> **TASK REQUIREMENTS**
Which lines in the records below contain the word "JSON"? Copy each of them.

> **RECORDS SUPPLIED**

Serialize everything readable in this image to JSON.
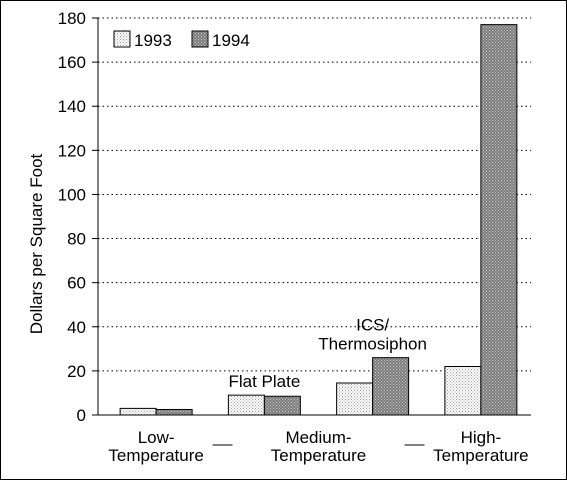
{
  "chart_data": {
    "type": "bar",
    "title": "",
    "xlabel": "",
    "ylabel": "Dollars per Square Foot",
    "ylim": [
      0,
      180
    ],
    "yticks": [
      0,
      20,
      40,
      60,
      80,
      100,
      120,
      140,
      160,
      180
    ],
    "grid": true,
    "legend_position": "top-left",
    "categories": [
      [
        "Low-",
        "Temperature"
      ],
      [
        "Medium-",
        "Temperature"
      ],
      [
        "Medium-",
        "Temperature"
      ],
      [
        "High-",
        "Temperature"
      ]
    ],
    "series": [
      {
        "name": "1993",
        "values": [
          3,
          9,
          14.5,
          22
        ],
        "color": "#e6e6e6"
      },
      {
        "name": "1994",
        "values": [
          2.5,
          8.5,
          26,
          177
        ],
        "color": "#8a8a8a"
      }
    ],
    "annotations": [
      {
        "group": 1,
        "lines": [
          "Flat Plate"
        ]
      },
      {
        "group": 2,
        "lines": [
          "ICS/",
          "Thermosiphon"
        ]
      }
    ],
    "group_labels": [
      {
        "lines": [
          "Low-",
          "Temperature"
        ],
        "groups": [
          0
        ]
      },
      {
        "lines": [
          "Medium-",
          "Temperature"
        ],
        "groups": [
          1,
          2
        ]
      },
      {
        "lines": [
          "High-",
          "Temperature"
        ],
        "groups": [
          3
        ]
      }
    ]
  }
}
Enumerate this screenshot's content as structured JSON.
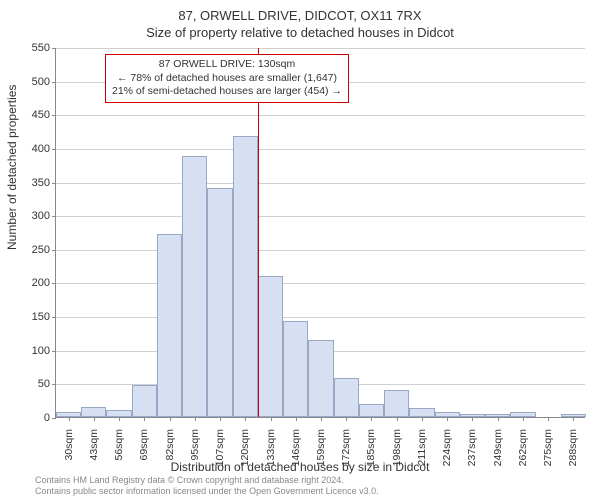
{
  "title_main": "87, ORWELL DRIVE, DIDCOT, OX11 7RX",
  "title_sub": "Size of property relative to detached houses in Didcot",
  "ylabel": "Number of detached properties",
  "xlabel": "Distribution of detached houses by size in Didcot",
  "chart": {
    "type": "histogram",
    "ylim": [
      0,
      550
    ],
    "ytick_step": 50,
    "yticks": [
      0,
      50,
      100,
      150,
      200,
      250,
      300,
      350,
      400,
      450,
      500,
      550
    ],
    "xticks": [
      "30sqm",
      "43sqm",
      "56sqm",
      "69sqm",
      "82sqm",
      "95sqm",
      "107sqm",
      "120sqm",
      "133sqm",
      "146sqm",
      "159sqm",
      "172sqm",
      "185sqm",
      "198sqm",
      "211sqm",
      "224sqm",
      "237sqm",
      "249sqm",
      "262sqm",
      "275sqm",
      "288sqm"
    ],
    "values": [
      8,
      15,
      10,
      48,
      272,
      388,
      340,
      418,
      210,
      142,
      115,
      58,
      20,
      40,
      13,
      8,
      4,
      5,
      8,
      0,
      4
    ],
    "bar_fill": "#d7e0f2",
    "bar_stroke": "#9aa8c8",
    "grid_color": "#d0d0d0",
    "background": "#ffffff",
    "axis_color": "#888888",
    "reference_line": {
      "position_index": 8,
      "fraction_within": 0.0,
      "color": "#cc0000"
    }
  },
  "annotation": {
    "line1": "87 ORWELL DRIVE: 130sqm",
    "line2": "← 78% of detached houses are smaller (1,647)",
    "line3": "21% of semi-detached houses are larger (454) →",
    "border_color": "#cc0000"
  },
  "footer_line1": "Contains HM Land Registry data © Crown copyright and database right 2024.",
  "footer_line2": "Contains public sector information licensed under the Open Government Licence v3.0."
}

* * *

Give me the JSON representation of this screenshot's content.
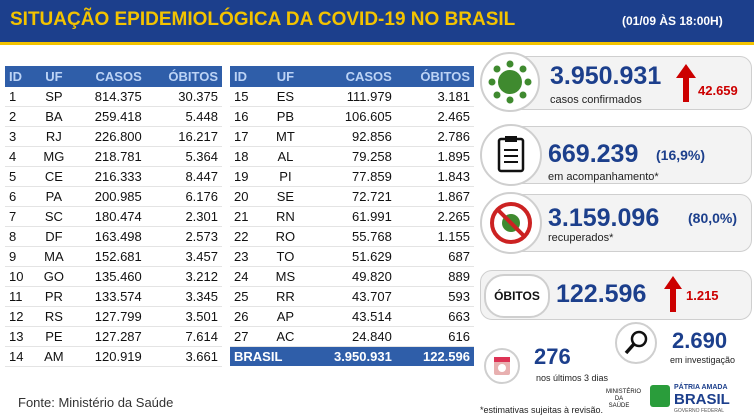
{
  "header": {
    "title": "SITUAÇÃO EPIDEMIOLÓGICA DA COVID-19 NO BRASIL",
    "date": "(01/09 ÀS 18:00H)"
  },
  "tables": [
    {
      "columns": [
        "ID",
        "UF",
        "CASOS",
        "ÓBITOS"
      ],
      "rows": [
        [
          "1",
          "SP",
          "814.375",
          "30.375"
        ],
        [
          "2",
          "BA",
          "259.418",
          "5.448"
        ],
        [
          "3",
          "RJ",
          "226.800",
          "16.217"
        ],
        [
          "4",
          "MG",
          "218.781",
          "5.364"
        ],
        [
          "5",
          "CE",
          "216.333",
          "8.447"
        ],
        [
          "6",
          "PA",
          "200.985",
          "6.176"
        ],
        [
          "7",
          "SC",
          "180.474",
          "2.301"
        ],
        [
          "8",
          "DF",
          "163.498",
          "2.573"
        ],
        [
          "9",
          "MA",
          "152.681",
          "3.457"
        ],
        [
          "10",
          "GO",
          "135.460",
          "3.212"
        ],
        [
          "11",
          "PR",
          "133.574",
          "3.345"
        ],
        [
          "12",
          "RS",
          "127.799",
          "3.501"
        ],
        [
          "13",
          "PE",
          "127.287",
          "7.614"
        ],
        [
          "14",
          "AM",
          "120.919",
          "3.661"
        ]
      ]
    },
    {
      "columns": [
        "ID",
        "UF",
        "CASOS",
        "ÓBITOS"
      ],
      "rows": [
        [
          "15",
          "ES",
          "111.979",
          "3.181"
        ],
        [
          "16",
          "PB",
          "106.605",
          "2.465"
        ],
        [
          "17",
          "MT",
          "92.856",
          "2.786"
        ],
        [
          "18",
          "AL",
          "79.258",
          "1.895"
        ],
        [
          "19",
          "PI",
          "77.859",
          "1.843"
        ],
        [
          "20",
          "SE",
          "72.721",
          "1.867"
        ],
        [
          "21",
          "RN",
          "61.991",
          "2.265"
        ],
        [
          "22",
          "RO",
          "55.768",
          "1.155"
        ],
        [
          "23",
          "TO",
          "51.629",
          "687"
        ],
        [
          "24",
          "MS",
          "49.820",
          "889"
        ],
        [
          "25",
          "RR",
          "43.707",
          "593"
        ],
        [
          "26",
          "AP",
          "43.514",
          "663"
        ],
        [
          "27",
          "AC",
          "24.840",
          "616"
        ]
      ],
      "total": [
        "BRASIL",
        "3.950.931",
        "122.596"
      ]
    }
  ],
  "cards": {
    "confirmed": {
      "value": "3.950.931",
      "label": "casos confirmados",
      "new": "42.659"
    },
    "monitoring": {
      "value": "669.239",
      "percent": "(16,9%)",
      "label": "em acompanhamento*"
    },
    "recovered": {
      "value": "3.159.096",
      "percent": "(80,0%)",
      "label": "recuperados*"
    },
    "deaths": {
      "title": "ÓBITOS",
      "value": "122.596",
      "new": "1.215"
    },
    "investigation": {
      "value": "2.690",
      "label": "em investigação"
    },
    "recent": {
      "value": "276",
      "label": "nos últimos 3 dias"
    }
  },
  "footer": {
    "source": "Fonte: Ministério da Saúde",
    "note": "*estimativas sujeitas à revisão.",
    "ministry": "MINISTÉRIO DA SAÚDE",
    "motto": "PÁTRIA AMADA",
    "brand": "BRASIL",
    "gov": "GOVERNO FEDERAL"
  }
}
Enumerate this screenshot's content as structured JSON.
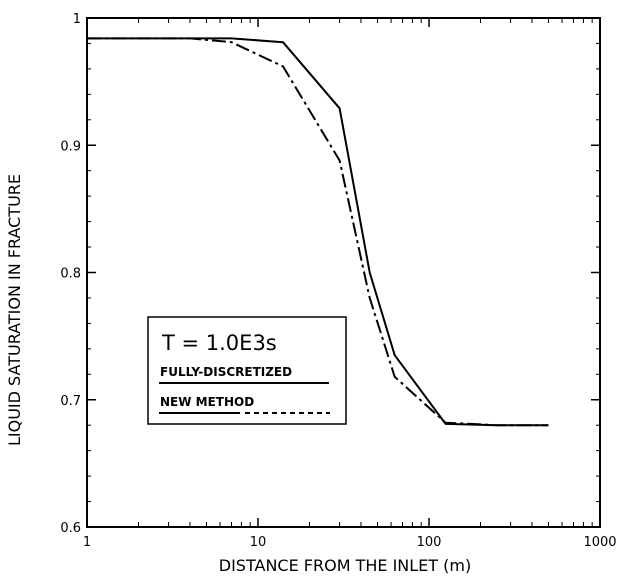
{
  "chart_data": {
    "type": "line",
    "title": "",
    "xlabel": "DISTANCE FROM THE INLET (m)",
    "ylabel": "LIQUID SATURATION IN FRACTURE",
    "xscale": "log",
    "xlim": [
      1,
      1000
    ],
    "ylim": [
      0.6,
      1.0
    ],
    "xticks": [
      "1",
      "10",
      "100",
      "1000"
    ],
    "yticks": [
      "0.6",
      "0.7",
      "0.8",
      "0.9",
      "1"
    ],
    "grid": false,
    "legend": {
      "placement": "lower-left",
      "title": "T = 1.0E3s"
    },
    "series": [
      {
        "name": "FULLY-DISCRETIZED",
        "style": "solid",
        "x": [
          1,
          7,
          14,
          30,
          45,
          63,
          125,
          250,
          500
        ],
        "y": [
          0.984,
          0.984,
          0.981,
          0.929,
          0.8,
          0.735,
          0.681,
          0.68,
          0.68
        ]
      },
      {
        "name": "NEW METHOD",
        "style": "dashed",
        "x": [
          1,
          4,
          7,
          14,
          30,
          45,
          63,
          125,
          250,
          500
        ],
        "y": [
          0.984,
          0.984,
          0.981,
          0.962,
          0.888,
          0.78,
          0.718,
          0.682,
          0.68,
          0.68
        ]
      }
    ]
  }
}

> **WRITTEN SOLUTION**
Serialize everything readable in this image to JSON.
Enumerate this screenshot's content as structured JSON.
Give me the JSON representation of this screenshot's content.
Enumerate this screenshot's content as structured JSON.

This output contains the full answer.